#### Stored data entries
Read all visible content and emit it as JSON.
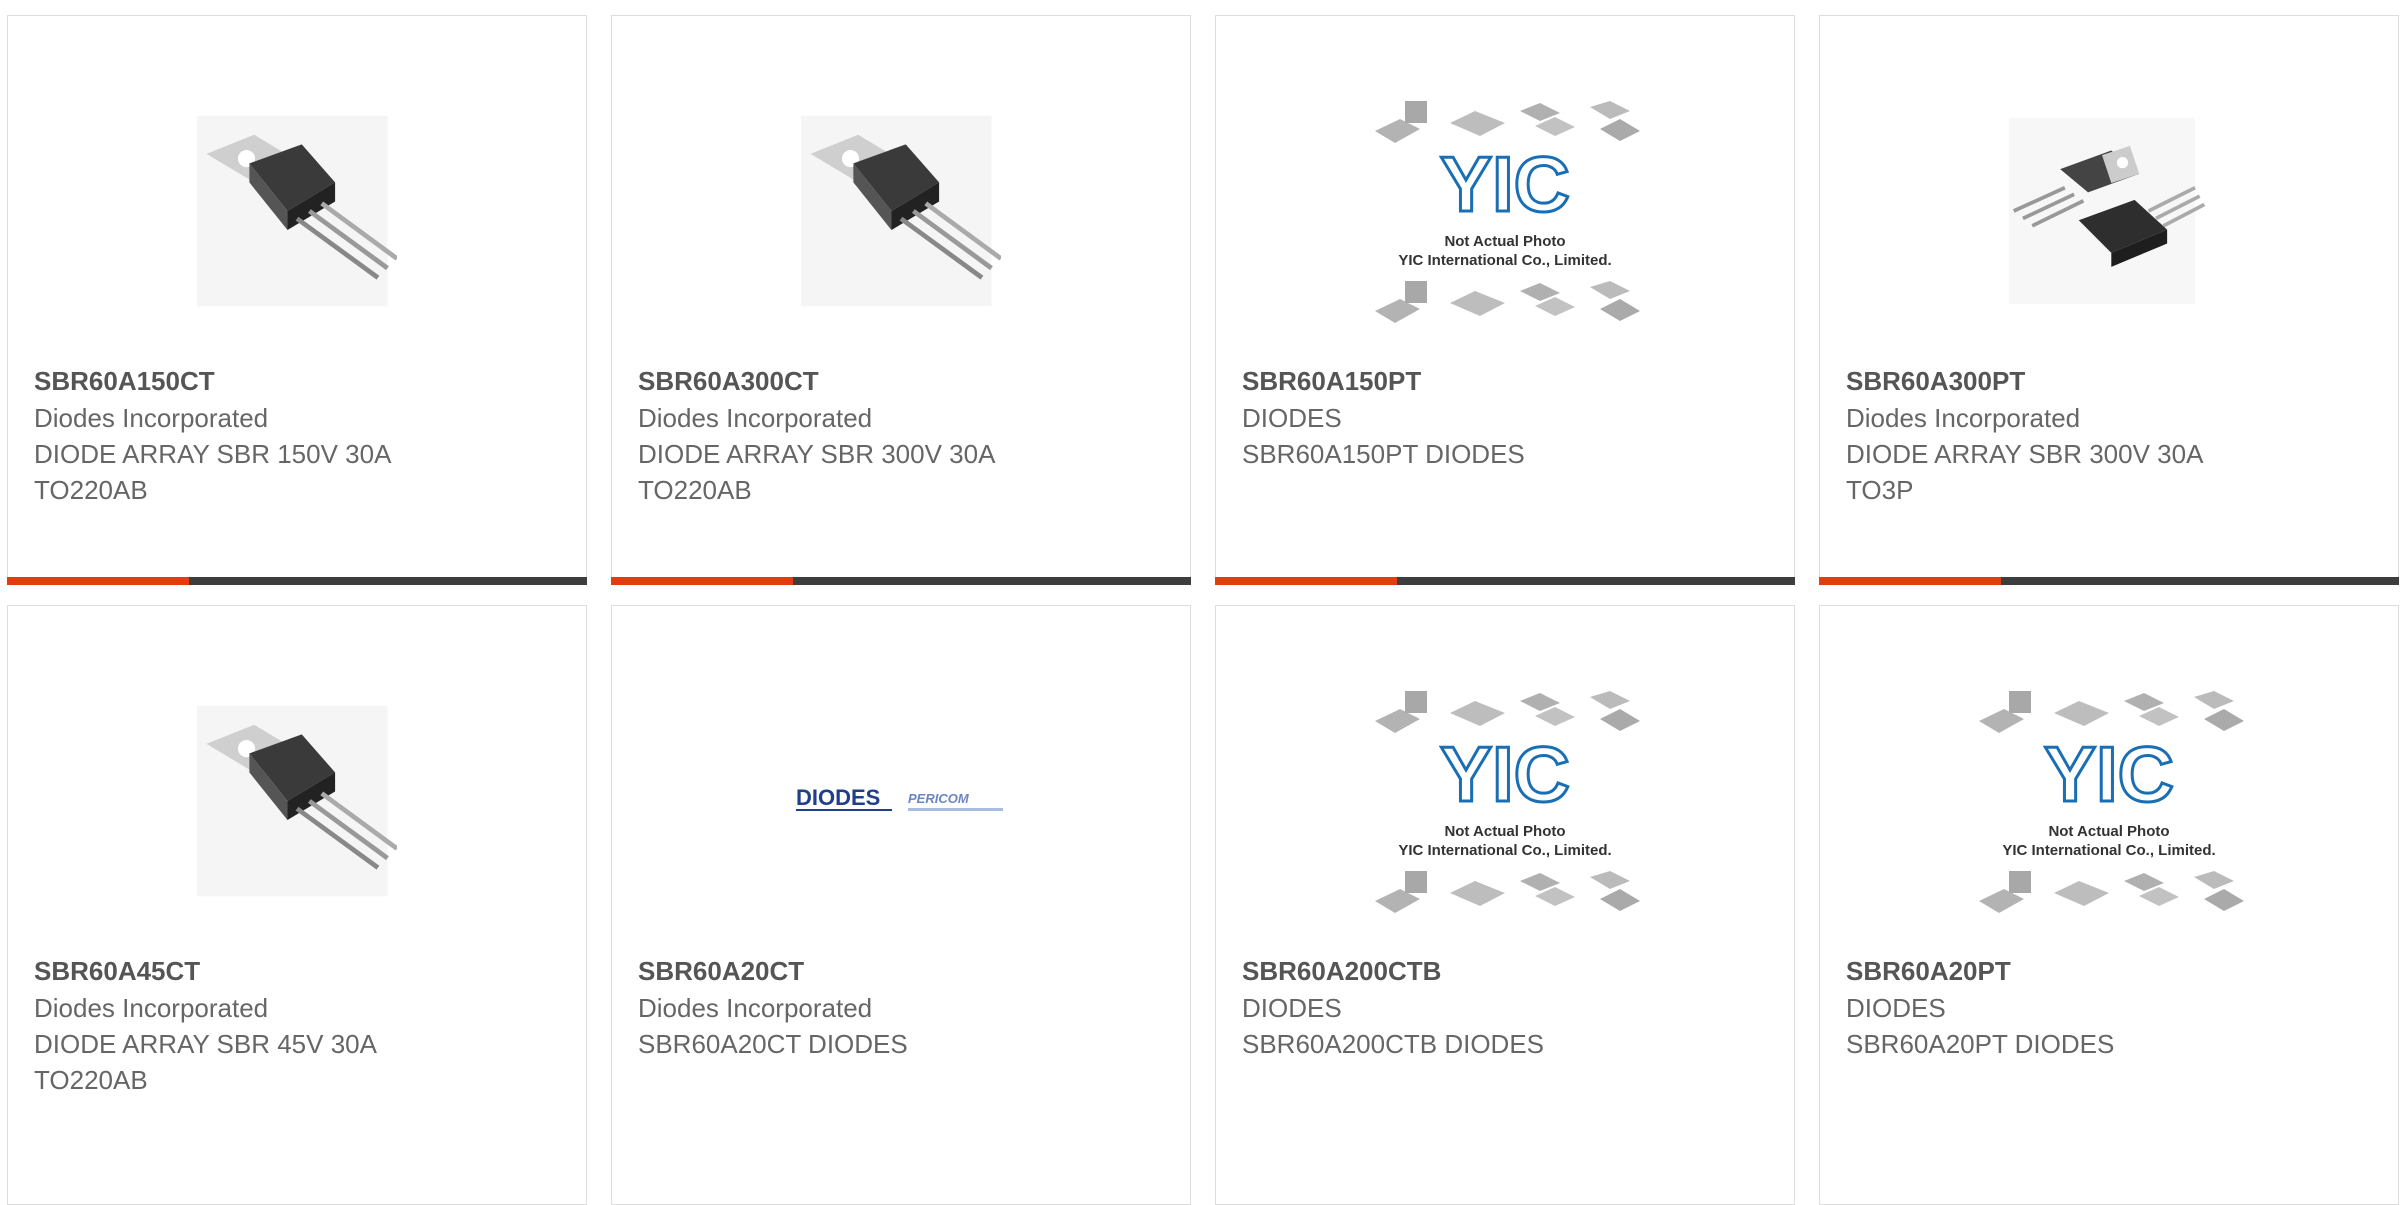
{
  "products": [
    {
      "part": "SBR60A150CT",
      "maker": "Diodes Incorporated",
      "desc1": "DIODE ARRAY SBR 150V 30A",
      "desc2": "TO220AB",
      "image": "to220-transistor-image"
    },
    {
      "part": "SBR60A300CT",
      "maker": "Diodes Incorporated",
      "desc1": "DIODE ARRAY SBR 300V 30A",
      "desc2": "TO220AB",
      "image": "to220-transistor-image"
    },
    {
      "part": "SBR60A150PT",
      "maker": "DIODES",
      "desc1": "SBR60A150PT DIODES",
      "desc2": "",
      "image": "yic-placeholder-image",
      "placeholder_line1": "Not Actual Photo",
      "placeholder_line2": "YIC International Co., Limited.",
      "placeholder_logo": "YIC"
    },
    {
      "part": "SBR60A300PT",
      "maker": "Diodes Incorporated",
      "desc1": "DIODE ARRAY SBR 300V 30A",
      "desc2": "TO3P",
      "image": "to3p-transistor-image"
    },
    {
      "part": "SBR60A45CT",
      "maker": "Diodes Incorporated",
      "desc1": "DIODE ARRAY SBR 45V 30A",
      "desc2": "TO220AB",
      "image": "to220-transistor-image"
    },
    {
      "part": "SBR60A20CT",
      "maker": "Diodes Incorporated",
      "desc1": "SBR60A20CT DIODES",
      "desc2": "",
      "image": "diodes-pericom-logo",
      "logo_a": "DIODES",
      "logo_b": "PERICOM"
    },
    {
      "part": "SBR60A200CTB",
      "maker": "DIODES",
      "desc1": "SBR60A200CTB DIODES",
      "desc2": "",
      "image": "yic-placeholder-image",
      "placeholder_line1": "Not Actual Photo",
      "placeholder_line2": "YIC International Co., Limited.",
      "placeholder_logo": "YIC"
    },
    {
      "part": "SBR60A20PT",
      "maker": "DIODES",
      "desc1": "SBR60A20PT DIODES",
      "desc2": "",
      "image": "yic-placeholder-image",
      "placeholder_line1": "Not Actual Photo",
      "placeholder_line2": "YIC International Co., Limited.",
      "placeholder_logo": "YIC"
    }
  ],
  "colors": {
    "accent": "#e23d11",
    "bar": "#3d3d3d",
    "logo_blue": "#1a6fb4"
  }
}
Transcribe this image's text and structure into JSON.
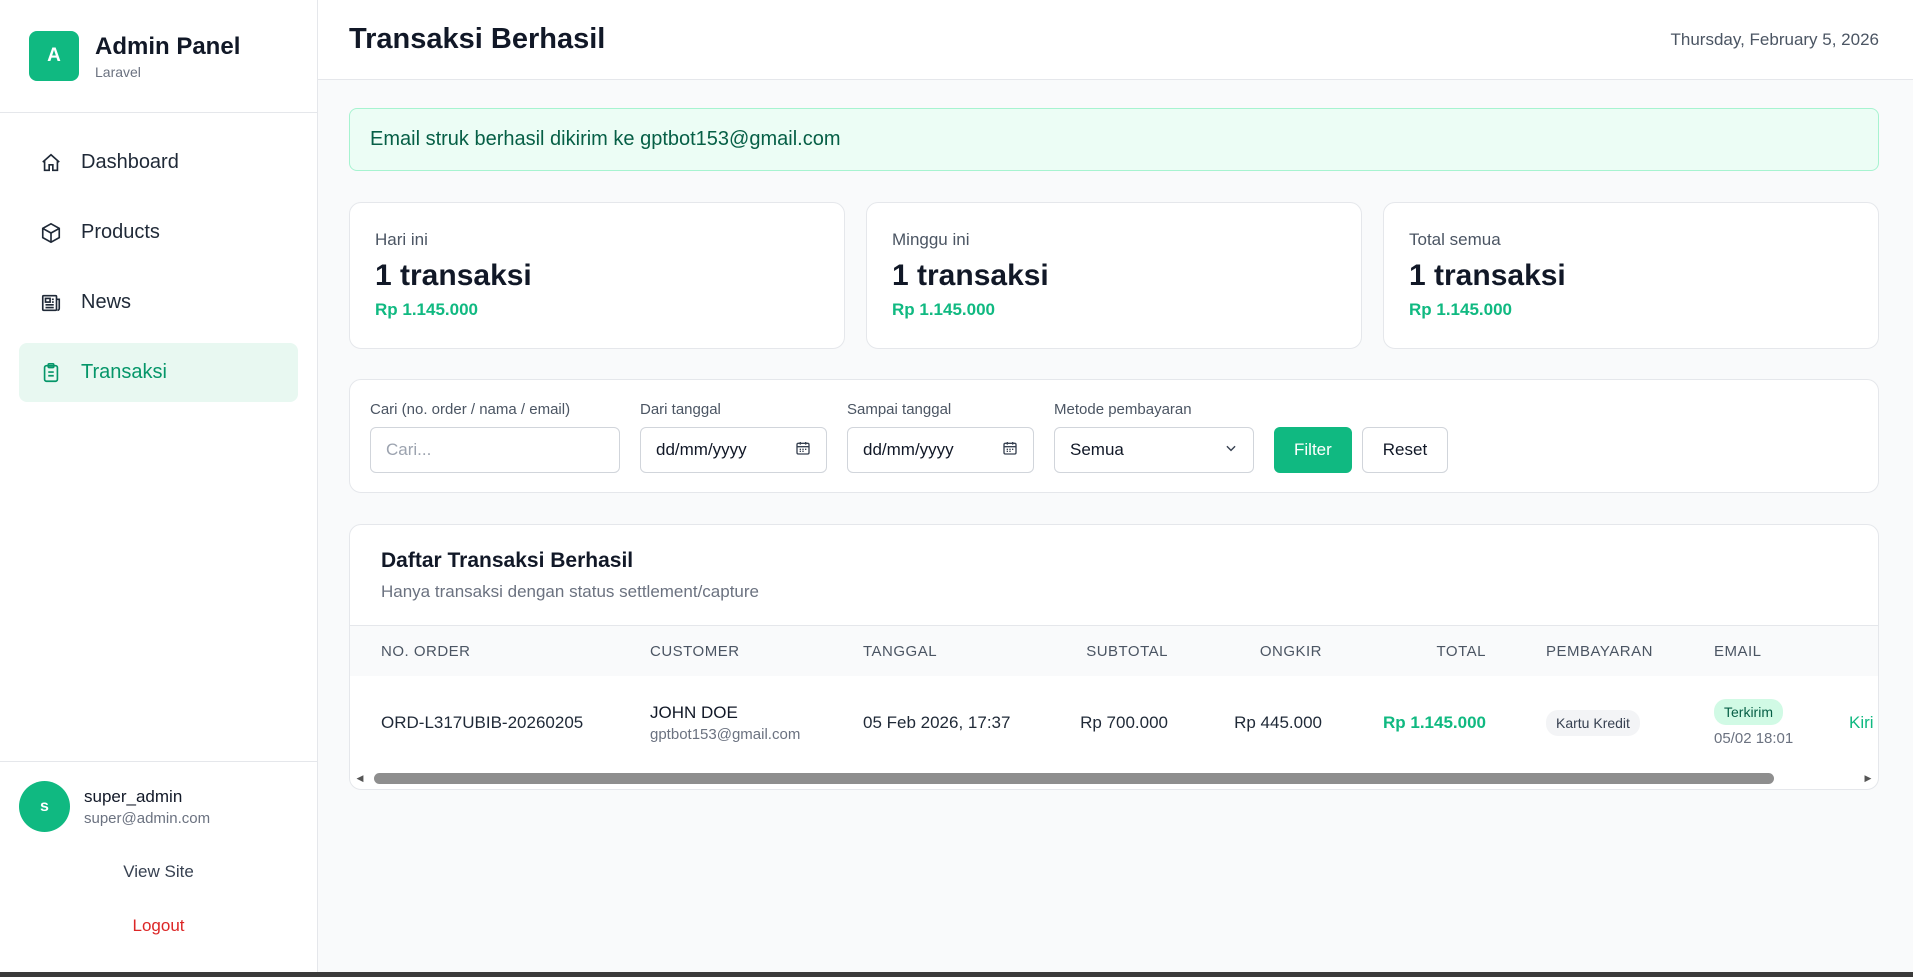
{
  "brand": {
    "logo_letter": "A",
    "title": "Admin Panel",
    "subtitle": "Laravel"
  },
  "nav": [
    {
      "label": "Dashboard",
      "icon": "home-icon"
    },
    {
      "label": "Products",
      "icon": "box-icon"
    },
    {
      "label": "News",
      "icon": "newspaper-icon"
    },
    {
      "label": "Transaksi",
      "icon": "clipboard-icon",
      "active": true
    }
  ],
  "user": {
    "avatar_letter": "s",
    "name": "super_admin",
    "email": "super@admin.com"
  },
  "footer": {
    "view_site": "View Site",
    "logout": "Logout"
  },
  "header": {
    "title": "Transaksi Berhasil",
    "date": "Thursday, February 5, 2026"
  },
  "alert": {
    "message": "Email struk berhasil dikirim ke gptbot153@gmail.com"
  },
  "stats": [
    {
      "label": "Hari ini",
      "value": "1 transaksi",
      "amount": "Rp 1.145.000"
    },
    {
      "label": "Minggu ini",
      "value": "1 transaksi",
      "amount": "Rp 1.145.000"
    },
    {
      "label": "Total semua",
      "value": "1 transaksi",
      "amount": "Rp 1.145.000"
    }
  ],
  "filter": {
    "search_label": "Cari (no. order / nama / email)",
    "search_placeholder": "Cari...",
    "from_label": "Dari tanggal",
    "from_value": "dd/mm/yyyy",
    "to_label": "Sampai tanggal",
    "to_value": "dd/mm/yyyy",
    "method_label": "Metode pembayaran",
    "method_value": "Semua",
    "filter_button": "Filter",
    "reset_button": "Reset"
  },
  "table": {
    "title": "Daftar Transaksi Berhasil",
    "subtitle": "Hanya transaksi dengan status settlement/capture",
    "columns": [
      "NO. ORDER",
      "CUSTOMER",
      "TANGGAL",
      "SUBTOTAL",
      "ONGKIR",
      "TOTAL",
      "PEMBAYARAN",
      "EMAIL"
    ],
    "rows": [
      {
        "order_no": "ORD-L317UBIB-20260205",
        "customer_name": "JOHN DOE",
        "customer_email": "gptbot153@gmail.com",
        "date": "05 Feb 2026, 17:37",
        "subtotal": "Rp 700.000",
        "ongkir": "Rp 445.000",
        "total": "Rp 1.145.000",
        "payment": "Kartu Kredit",
        "email_status": "Terkirim",
        "email_time": "05/02 18:01",
        "action": "Kiri"
      }
    ]
  },
  "colors": {
    "accent": "#10b981",
    "danger": "#dc2626"
  }
}
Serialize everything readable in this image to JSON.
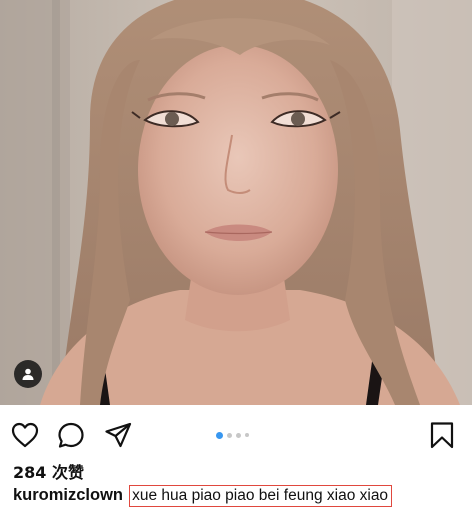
{
  "post": {
    "photo": {
      "description_icon": "user-tag-icon"
    },
    "actions": {
      "like_icon": "heart-icon",
      "comment_icon": "comment-bubble-icon",
      "share_icon": "paper-plane-icon",
      "save_icon": "bookmark-icon"
    },
    "carousel": {
      "total_dots": 4,
      "active_index": 0,
      "active_color": "#3897f0",
      "inactive_color": "#c7c7c7"
    },
    "likes_label": "284 次赞",
    "caption": {
      "username": "kuromizclown",
      "text": "xue hua piao piao bei feung xiao xiao",
      "highlight_color": "#e0483e"
    }
  }
}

#### Exercise
Copy each line of the data above that holds "yyyy".

#### Written solution
    "from_value": "dd/mm/yyyy",
    "to_value": "dd/mm/yyyy",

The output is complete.